## SHORT EXERCISE
Will you write out the data exactly, excluding every picture?

>> start DATASET ENTRIES

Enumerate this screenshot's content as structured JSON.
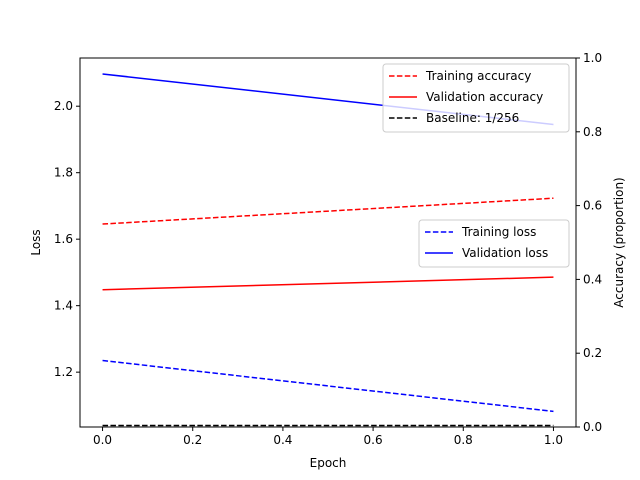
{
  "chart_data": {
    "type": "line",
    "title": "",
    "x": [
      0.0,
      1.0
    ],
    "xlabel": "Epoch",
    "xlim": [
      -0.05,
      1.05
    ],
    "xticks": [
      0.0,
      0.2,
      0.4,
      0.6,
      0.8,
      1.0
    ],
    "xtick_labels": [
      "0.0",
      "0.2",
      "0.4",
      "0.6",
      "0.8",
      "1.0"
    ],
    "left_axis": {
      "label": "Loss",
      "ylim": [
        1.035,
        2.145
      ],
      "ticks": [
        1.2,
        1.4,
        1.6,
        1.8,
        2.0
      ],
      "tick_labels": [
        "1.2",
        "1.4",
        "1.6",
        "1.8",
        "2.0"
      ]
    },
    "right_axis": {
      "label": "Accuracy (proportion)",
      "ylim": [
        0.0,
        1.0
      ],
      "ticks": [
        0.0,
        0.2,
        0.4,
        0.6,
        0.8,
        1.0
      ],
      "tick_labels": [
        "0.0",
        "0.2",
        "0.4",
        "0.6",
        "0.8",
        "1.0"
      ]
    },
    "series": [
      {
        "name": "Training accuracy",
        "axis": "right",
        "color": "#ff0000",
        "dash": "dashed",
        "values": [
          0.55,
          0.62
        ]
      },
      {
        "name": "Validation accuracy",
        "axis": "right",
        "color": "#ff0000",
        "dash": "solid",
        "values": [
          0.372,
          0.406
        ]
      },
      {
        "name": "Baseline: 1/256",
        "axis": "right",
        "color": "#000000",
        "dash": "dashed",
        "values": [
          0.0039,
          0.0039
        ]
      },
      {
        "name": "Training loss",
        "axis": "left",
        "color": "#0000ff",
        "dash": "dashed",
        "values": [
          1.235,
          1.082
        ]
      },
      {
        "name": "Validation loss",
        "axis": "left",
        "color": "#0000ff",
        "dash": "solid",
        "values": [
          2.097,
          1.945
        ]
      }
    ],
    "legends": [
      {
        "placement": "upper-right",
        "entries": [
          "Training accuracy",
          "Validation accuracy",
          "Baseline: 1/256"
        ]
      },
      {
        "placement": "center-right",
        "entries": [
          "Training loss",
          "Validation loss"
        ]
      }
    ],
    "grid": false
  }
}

>> end DATASET ENTRIES

## COMPLETE RESPONSE
Enumerate this screenshot's content as structured JSON.
{
  "chart_data": {
    "type": "line",
    "title": "",
    "x": [
      0.0,
      1.0
    ],
    "xlabel": "Epoch",
    "xlim": [
      -0.05,
      1.05
    ],
    "xticks": [
      0.0,
      0.2,
      0.4,
      0.6,
      0.8,
      1.0
    ],
    "xtick_labels": [
      "0.0",
      "0.2",
      "0.4",
      "0.6",
      "0.8",
      "1.0"
    ],
    "left_axis": {
      "label": "Loss",
      "ylim": [
        1.035,
        2.145
      ],
      "ticks": [
        1.2,
        1.4,
        1.6,
        1.8,
        2.0
      ],
      "tick_labels": [
        "1.2",
        "1.4",
        "1.6",
        "1.8",
        "2.0"
      ]
    },
    "right_axis": {
      "label": "Accuracy (proportion)",
      "ylim": [
        0.0,
        1.0
      ],
      "ticks": [
        0.0,
        0.2,
        0.4,
        0.6,
        0.8,
        1.0
      ],
      "tick_labels": [
        "0.0",
        "0.2",
        "0.4",
        "0.6",
        "0.8",
        "1.0"
      ]
    },
    "series": [
      {
        "name": "Training accuracy",
        "axis": "right",
        "color": "#ff0000",
        "dash": "dashed",
        "values": [
          0.55,
          0.62
        ]
      },
      {
        "name": "Validation accuracy",
        "axis": "right",
        "color": "#ff0000",
        "dash": "solid",
        "values": [
          0.372,
          0.406
        ]
      },
      {
        "name": "Baseline: 1/256",
        "axis": "right",
        "color": "#000000",
        "dash": "dashed",
        "values": [
          0.0039,
          0.0039
        ]
      },
      {
        "name": "Training loss",
        "axis": "left",
        "color": "#0000ff",
        "dash": "dashed",
        "values": [
          1.235,
          1.082
        ]
      },
      {
        "name": "Validation loss",
        "axis": "left",
        "color": "#0000ff",
        "dash": "solid",
        "values": [
          2.097,
          1.945
        ]
      }
    ],
    "legends": [
      {
        "placement": "upper-right",
        "entries": [
          "Training accuracy",
          "Validation accuracy",
          "Baseline: 1/256"
        ]
      },
      {
        "placement": "center-right",
        "entries": [
          "Training loss",
          "Validation loss"
        ]
      }
    ],
    "grid": false
  }
}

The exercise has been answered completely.